* _Instructions for the task_: Go over the entries below line by line, copying each one that contains the word "cooperation".

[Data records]
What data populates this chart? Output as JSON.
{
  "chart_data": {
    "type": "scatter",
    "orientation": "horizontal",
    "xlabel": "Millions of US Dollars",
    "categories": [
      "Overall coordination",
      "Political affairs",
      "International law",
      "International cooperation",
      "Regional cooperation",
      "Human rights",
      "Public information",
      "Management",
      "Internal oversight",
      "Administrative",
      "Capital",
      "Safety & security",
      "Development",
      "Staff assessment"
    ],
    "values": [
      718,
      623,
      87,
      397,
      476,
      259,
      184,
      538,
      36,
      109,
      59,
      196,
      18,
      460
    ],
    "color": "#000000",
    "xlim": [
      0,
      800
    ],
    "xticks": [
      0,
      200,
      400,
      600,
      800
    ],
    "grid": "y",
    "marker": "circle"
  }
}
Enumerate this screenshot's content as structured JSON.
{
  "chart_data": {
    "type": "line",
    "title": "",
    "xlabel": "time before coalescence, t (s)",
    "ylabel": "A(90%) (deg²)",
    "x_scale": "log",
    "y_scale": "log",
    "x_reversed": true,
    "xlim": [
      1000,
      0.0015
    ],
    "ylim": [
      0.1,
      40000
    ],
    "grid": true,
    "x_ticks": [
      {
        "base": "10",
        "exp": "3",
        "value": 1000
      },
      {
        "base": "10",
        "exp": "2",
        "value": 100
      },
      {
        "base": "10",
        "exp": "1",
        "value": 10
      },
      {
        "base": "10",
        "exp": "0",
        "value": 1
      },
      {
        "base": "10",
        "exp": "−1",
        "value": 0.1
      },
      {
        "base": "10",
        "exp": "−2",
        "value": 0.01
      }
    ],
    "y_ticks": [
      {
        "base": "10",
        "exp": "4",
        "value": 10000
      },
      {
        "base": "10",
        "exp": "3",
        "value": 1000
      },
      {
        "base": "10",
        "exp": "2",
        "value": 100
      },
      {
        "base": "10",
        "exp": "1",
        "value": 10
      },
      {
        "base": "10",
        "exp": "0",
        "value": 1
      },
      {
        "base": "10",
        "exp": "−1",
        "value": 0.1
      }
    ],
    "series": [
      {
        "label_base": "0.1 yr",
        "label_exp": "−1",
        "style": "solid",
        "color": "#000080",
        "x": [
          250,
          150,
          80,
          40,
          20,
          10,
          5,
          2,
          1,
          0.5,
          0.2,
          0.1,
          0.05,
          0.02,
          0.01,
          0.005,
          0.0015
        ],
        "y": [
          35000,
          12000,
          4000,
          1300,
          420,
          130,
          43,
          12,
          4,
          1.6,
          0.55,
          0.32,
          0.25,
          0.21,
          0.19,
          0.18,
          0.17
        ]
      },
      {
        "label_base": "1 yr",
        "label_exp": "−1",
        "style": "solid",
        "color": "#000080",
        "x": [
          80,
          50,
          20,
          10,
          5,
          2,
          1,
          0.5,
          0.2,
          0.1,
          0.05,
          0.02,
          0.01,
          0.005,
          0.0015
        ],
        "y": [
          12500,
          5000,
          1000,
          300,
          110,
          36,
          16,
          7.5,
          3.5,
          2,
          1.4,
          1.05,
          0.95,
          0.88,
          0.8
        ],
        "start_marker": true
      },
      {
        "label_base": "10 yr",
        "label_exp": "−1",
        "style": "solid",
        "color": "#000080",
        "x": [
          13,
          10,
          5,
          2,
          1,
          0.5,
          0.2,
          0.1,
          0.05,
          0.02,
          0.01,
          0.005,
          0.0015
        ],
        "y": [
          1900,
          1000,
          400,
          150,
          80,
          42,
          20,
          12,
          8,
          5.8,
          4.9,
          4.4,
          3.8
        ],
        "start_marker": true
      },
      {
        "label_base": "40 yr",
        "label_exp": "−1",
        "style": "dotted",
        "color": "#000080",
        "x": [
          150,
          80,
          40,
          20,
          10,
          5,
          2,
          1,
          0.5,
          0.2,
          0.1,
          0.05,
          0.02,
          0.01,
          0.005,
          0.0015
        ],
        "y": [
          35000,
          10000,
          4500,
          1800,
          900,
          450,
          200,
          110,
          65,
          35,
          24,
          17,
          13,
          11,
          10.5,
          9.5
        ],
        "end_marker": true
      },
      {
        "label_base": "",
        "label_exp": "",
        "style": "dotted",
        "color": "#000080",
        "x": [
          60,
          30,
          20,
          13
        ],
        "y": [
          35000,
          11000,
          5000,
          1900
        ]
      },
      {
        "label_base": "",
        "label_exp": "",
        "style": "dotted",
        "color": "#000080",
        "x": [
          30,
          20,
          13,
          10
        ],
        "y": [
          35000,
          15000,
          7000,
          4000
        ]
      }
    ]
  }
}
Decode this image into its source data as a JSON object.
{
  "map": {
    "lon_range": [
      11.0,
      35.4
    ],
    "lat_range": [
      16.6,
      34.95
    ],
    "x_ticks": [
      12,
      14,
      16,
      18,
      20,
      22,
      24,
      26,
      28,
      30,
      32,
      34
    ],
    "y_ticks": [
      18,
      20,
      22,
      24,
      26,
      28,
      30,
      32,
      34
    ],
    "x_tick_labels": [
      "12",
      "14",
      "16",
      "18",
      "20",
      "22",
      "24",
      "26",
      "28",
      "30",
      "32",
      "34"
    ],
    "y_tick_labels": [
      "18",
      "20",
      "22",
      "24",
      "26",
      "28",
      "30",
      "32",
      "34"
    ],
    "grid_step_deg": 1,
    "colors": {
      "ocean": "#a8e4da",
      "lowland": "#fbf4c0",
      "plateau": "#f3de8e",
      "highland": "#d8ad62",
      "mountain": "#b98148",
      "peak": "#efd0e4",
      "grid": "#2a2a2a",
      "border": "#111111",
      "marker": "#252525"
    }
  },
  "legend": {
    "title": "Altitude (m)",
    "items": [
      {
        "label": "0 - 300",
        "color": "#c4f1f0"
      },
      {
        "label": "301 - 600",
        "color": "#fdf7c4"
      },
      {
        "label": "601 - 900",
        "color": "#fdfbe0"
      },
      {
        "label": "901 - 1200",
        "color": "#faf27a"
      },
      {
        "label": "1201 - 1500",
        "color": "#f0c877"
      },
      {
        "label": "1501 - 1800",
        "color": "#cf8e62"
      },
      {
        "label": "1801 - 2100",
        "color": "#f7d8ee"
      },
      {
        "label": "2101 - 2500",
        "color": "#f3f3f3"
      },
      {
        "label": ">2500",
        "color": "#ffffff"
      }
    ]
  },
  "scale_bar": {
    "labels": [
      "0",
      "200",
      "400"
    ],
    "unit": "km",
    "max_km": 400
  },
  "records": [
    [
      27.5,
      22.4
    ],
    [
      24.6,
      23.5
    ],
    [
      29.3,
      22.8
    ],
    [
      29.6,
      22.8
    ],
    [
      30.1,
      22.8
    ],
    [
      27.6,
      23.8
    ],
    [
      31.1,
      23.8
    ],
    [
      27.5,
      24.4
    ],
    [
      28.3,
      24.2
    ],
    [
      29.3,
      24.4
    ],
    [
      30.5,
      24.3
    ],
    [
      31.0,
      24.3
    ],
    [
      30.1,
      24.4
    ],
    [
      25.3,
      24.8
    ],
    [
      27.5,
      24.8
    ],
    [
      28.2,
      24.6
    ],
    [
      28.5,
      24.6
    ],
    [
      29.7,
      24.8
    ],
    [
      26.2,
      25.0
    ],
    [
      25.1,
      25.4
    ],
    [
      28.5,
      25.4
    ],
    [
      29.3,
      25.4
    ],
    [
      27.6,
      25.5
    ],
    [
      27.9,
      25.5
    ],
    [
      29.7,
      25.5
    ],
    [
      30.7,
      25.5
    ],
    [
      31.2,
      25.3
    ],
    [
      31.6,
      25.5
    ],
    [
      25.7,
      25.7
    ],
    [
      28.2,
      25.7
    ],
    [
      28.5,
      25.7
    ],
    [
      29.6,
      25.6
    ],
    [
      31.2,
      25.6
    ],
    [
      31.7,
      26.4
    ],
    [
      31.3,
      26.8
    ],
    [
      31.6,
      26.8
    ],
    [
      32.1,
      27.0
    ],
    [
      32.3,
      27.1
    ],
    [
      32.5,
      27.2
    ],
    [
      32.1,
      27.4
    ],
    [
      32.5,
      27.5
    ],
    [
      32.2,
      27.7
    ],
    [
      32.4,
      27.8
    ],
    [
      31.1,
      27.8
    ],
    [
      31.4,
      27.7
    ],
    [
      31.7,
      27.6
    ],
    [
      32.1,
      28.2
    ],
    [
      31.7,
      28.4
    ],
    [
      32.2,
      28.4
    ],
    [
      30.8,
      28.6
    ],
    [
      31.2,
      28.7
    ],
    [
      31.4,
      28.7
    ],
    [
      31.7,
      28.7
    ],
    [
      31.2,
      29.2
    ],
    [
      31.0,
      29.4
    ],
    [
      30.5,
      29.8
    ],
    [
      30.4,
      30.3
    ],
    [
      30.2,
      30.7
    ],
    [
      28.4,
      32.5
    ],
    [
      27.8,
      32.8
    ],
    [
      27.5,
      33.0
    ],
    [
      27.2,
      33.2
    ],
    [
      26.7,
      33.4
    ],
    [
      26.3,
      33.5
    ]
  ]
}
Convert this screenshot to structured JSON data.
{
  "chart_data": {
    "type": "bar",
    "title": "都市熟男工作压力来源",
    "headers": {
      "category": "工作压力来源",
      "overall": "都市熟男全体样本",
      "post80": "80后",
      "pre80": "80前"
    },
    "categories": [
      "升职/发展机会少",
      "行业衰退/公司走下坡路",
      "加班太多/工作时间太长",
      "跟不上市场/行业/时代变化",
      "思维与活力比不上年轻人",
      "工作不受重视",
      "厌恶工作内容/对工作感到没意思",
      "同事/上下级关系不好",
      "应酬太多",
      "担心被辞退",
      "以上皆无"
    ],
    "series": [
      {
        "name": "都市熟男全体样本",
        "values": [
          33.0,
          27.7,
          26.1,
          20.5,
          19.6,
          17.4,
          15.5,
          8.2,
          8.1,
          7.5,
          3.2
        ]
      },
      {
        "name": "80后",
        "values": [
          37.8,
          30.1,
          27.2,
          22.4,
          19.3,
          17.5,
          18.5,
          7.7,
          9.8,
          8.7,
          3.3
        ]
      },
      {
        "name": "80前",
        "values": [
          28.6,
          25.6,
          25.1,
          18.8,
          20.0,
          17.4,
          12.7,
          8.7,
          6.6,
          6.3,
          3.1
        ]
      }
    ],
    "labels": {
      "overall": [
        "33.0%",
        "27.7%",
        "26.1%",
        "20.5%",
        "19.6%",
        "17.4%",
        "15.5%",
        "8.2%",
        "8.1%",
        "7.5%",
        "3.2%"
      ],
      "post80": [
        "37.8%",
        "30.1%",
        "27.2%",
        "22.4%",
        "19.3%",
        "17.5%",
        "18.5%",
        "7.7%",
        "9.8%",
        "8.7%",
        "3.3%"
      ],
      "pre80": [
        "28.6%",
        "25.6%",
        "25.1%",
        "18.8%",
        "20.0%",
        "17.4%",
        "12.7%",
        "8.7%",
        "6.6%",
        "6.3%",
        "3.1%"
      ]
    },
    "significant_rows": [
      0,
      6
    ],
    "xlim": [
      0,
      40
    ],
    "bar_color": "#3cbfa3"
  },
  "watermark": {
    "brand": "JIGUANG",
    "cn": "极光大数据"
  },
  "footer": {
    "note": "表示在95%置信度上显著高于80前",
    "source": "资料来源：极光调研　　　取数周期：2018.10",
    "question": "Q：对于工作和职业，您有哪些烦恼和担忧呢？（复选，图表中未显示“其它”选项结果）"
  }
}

* _The solution_:
      "International cooperation",
      "Regional cooperation",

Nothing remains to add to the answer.